--- EXERCISE BRIEF ---
Print the entries below word for word; the pictures stay out of your copy.
---------- DATASET RECORDS
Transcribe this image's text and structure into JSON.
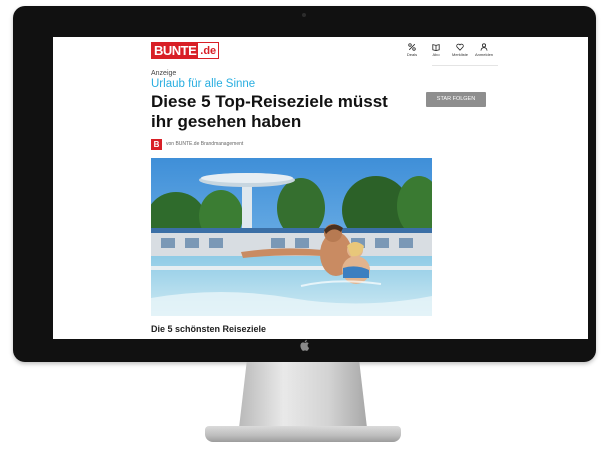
{
  "site": {
    "logo_main": "BUNTE",
    "logo_suffix": ".de"
  },
  "nav": [
    {
      "label": "Deals",
      "icon": "percent-icon"
    },
    {
      "label": "Abo",
      "icon": "magazine-icon"
    },
    {
      "label": "Merkliste",
      "icon": "heart-icon"
    },
    {
      "label": "Anmelden",
      "icon": "user-icon"
    }
  ],
  "article": {
    "ad_label": "Anzeige",
    "kicker": "Urlaub für alle Sinne",
    "headline": "Diese 5 Top-Reiseziele müsst ihr gesehen haben",
    "follow_button": "STAR FOLGEN",
    "author_badge": "B",
    "author_text": "von BUNTE.de Brandmanagement",
    "image_alt": "Paar im Thermalbecken",
    "section_heading": "Die 5 schönsten Reiseziele"
  },
  "colors": {
    "brand_red": "#d81f26",
    "kicker_blue": "#29aee0",
    "button_gray": "#8e8e8e",
    "bezel": "#111111"
  }
}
--------------------
--- WRITTEN SOLUTION ---
Transcribe this image's text and structure into JSON.
{
  "site": {
    "logo_main": "BUNTE",
    "logo_suffix": ".de"
  },
  "nav": [
    {
      "label": "Deals",
      "icon": "percent-icon"
    },
    {
      "label": "Abo",
      "icon": "magazine-icon"
    },
    {
      "label": "Merkliste",
      "icon": "heart-icon"
    },
    {
      "label": "Anmelden",
      "icon": "user-icon"
    }
  ],
  "article": {
    "ad_label": "Anzeige",
    "kicker": "Urlaub für alle Sinne",
    "headline": "Diese 5 Top-Reiseziele müsst ihr gesehen haben",
    "follow_button": "STAR FOLGEN",
    "author_badge": "B",
    "author_text": "von BUNTE.de Brandmanagement",
    "image_alt": "Paar im Thermalbecken",
    "section_heading": "Die 5 schönsten Reiseziele"
  },
  "colors": {
    "brand_red": "#d81f26",
    "kicker_blue": "#29aee0",
    "button_gray": "#8e8e8e",
    "bezel": "#111111"
  }
}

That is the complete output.